-- BEGIN Material provided --

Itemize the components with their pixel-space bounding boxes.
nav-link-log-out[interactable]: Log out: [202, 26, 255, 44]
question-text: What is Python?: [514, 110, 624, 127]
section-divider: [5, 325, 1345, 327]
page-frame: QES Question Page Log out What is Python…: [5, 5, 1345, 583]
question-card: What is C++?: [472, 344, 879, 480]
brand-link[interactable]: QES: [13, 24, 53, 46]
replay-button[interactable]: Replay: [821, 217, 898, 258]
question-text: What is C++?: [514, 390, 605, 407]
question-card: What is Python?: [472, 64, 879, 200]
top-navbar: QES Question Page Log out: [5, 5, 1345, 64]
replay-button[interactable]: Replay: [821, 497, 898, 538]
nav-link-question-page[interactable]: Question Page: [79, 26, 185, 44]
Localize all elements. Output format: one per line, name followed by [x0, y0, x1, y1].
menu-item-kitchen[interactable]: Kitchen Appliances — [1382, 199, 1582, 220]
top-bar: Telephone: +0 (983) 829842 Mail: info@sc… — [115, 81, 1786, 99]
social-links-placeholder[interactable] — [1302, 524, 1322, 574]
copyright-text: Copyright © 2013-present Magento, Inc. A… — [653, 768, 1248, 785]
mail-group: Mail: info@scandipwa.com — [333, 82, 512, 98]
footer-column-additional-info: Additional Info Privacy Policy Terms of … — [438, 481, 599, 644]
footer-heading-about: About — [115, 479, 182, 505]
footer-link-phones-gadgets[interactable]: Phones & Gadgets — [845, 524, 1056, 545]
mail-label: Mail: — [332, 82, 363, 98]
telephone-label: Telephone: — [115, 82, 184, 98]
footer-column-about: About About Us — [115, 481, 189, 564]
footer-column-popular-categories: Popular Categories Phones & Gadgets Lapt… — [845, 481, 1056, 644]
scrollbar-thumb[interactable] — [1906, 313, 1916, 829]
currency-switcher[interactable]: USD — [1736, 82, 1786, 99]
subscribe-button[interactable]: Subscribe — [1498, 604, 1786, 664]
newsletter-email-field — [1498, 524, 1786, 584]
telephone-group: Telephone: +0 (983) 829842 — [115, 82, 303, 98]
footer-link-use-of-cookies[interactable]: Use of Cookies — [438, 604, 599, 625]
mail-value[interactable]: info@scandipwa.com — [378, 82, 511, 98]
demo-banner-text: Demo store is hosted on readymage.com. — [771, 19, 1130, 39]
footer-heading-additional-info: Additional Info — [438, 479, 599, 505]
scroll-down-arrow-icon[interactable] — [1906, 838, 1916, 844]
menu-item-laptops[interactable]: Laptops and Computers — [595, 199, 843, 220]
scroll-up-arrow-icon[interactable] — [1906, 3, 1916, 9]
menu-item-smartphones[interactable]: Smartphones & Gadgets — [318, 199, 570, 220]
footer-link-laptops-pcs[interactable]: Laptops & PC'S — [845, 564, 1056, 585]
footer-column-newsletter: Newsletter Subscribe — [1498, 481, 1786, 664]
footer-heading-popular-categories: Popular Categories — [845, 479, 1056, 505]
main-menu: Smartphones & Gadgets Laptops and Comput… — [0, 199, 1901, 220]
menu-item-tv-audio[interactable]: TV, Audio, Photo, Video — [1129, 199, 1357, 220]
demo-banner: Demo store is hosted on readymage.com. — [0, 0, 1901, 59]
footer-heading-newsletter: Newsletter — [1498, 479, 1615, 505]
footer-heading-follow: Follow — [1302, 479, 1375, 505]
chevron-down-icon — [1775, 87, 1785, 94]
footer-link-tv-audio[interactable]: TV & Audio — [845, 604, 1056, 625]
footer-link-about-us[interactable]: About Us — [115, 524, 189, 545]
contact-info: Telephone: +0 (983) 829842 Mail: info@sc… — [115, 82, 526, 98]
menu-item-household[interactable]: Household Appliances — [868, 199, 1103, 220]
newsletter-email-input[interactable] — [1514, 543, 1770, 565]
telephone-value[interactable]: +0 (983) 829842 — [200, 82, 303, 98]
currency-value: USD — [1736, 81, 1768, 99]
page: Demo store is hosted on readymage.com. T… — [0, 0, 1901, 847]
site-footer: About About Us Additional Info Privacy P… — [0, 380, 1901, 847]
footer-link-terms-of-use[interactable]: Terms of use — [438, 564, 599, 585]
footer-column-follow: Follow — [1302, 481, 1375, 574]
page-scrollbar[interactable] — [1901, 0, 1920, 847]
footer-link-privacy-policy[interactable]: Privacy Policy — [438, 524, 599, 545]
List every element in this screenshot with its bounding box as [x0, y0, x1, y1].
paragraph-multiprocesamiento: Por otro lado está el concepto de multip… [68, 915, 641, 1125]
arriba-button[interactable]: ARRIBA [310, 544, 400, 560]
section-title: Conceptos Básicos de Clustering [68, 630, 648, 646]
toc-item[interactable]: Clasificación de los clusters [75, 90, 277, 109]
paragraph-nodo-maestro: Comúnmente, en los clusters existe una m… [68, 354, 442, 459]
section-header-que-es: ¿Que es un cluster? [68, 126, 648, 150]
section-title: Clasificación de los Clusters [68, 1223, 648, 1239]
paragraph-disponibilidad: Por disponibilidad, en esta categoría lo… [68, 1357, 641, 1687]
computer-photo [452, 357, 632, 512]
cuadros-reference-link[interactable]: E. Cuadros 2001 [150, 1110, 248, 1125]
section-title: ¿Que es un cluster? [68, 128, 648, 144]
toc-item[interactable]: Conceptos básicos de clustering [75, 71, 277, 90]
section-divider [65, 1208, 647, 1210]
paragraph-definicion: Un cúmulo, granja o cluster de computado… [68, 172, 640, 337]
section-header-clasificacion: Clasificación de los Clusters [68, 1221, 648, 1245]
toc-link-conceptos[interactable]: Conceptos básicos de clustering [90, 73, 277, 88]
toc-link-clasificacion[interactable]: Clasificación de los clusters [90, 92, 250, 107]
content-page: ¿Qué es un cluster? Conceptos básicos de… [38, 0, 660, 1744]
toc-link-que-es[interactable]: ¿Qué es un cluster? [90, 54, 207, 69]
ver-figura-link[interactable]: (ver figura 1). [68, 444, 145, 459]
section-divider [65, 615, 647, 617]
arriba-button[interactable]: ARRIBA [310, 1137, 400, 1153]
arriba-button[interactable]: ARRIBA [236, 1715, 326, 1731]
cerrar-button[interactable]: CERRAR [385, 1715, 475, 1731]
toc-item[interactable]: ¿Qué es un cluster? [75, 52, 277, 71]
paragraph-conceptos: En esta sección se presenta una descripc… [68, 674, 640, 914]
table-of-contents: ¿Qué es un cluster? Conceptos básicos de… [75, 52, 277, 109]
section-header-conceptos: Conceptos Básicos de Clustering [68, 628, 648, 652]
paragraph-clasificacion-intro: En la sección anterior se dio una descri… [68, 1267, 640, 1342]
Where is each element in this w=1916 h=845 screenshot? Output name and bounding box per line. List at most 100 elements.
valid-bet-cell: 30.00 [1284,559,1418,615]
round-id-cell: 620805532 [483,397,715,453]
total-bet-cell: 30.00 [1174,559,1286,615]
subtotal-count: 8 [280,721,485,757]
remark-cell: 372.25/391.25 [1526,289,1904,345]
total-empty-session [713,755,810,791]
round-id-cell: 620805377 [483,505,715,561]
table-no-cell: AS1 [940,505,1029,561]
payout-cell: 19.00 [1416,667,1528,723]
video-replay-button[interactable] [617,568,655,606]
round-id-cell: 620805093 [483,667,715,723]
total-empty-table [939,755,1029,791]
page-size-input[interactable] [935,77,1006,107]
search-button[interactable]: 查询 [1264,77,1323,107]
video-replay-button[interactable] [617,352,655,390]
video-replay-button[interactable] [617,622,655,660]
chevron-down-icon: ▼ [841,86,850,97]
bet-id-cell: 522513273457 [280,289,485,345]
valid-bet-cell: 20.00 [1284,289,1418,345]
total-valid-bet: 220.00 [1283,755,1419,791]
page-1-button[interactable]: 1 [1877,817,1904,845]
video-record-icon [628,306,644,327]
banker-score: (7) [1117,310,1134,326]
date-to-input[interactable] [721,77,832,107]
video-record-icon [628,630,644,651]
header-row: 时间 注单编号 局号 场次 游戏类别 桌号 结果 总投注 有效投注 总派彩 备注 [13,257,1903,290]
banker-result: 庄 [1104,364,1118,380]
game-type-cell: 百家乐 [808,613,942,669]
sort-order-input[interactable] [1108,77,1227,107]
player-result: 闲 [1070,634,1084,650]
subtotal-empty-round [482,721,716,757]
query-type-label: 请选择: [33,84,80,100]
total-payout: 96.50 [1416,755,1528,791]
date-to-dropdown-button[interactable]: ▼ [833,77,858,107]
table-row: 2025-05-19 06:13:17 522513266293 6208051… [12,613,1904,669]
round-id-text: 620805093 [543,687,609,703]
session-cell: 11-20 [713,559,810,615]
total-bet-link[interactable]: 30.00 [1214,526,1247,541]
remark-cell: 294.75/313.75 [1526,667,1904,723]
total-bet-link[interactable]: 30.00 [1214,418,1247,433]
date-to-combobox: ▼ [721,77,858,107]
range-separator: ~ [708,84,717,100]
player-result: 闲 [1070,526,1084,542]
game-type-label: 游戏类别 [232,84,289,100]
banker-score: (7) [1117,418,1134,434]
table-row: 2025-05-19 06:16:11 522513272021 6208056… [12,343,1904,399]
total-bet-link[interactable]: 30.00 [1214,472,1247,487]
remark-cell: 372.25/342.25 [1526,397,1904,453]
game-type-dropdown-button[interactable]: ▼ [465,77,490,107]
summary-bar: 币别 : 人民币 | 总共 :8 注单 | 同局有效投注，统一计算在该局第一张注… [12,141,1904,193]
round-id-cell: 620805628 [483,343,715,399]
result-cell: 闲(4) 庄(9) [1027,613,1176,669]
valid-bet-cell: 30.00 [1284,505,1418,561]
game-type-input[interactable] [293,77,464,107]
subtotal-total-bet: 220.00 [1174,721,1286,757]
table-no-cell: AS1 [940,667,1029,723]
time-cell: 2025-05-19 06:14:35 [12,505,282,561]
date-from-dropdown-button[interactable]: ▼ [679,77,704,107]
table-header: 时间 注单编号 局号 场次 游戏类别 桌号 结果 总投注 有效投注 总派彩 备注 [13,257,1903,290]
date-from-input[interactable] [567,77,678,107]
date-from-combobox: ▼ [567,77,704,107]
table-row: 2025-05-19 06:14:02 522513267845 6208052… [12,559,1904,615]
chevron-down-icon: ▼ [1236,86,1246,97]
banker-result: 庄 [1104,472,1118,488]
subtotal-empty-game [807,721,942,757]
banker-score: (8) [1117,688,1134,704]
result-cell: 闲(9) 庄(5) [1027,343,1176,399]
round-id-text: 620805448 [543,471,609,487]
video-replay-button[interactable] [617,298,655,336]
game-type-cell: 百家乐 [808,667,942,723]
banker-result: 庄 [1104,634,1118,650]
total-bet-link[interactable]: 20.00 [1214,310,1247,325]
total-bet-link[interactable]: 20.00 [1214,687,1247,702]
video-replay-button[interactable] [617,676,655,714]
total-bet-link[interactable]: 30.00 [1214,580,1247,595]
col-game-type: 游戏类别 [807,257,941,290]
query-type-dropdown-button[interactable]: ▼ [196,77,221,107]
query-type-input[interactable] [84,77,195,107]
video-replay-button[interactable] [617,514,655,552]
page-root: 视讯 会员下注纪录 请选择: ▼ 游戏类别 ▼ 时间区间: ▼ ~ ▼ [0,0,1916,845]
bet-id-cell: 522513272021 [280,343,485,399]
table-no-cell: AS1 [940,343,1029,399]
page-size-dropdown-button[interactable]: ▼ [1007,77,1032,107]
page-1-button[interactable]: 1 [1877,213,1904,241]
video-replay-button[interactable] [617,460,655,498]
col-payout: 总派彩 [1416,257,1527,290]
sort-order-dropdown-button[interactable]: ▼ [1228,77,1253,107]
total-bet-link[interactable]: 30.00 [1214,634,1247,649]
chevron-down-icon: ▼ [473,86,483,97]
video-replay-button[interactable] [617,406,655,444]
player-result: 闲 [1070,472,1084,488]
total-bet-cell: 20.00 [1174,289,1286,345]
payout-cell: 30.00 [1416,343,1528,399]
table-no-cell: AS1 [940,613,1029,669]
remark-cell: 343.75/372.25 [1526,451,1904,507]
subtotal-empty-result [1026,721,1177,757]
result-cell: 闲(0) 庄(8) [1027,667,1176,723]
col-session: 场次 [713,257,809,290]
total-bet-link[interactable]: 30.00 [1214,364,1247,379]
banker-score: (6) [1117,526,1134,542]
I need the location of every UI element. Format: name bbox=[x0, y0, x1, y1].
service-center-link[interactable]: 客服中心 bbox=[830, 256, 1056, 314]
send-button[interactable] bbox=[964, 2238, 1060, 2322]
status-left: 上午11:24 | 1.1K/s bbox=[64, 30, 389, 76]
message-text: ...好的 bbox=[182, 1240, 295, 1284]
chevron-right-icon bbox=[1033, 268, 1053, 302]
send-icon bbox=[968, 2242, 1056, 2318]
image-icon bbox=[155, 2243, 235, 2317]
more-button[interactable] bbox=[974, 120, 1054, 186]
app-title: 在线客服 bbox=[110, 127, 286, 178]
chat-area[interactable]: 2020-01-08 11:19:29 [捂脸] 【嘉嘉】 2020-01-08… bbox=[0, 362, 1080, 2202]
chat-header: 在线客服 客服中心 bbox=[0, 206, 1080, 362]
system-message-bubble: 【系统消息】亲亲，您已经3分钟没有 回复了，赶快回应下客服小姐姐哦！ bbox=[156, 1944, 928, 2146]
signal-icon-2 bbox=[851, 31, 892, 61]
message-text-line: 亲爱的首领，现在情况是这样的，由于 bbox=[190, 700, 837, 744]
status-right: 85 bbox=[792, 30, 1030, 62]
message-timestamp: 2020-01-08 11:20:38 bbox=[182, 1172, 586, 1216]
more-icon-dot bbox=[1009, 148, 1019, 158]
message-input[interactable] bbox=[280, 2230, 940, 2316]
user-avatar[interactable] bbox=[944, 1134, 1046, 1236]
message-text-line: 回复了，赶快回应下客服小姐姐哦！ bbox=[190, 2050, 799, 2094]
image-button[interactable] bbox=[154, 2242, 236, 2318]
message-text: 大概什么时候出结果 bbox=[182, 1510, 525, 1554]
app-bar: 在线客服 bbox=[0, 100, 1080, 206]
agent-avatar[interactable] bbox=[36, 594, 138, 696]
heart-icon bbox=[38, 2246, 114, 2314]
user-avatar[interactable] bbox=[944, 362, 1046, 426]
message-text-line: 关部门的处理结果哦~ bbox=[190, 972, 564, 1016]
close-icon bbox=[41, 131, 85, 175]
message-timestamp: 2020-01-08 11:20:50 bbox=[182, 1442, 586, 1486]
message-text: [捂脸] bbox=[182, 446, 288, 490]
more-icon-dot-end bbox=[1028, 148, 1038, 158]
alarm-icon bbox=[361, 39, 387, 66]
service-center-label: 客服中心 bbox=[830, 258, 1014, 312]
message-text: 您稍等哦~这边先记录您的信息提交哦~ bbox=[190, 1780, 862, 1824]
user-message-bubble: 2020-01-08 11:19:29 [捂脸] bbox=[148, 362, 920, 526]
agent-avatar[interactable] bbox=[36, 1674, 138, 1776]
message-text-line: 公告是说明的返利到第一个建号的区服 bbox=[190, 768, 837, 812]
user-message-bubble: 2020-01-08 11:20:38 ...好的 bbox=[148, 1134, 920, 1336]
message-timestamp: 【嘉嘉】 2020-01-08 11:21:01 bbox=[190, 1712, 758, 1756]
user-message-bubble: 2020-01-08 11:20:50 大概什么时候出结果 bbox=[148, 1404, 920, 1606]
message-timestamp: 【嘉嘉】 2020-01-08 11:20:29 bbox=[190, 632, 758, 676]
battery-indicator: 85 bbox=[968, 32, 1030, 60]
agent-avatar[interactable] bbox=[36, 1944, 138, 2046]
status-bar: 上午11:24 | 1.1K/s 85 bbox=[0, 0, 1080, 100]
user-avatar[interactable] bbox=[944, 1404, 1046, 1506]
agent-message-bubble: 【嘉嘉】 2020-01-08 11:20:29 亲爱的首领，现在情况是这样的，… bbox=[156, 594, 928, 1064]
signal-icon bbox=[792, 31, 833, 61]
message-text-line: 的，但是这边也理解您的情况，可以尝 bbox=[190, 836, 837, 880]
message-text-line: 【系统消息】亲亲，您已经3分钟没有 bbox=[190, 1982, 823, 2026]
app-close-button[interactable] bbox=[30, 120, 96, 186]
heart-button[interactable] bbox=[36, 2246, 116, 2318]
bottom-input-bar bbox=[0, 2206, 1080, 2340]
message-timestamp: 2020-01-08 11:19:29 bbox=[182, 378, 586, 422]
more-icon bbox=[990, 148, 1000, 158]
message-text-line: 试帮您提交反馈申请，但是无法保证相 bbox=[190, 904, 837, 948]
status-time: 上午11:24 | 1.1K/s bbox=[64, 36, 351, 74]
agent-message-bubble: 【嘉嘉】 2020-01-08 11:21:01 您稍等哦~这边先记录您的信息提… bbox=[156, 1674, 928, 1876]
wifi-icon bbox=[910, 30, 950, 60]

-- END Material provided --

Stated problem -
Copy the records word for word, from the very first line through the line that contains "question-card: What is Python?: [472, 64, 879, 200]". Include that line.

Final result -
Itemize the components with their pixel-space bounding boxes.
nav-link-log-out[interactable]: Log out: [202, 26, 255, 44]
question-text: What is Python?: [514, 110, 624, 127]
section-divider: [5, 325, 1345, 327]
page-frame: QES Question Page Log out What is Python…: [5, 5, 1345, 583]
question-card: What is C++?: [472, 344, 879, 480]
brand-link[interactable]: QES: [13, 24, 53, 46]
replay-button[interactable]: Replay: [821, 217, 898, 258]
question-text: What is C++?: [514, 390, 605, 407]
question-card: What is Python?: [472, 64, 879, 200]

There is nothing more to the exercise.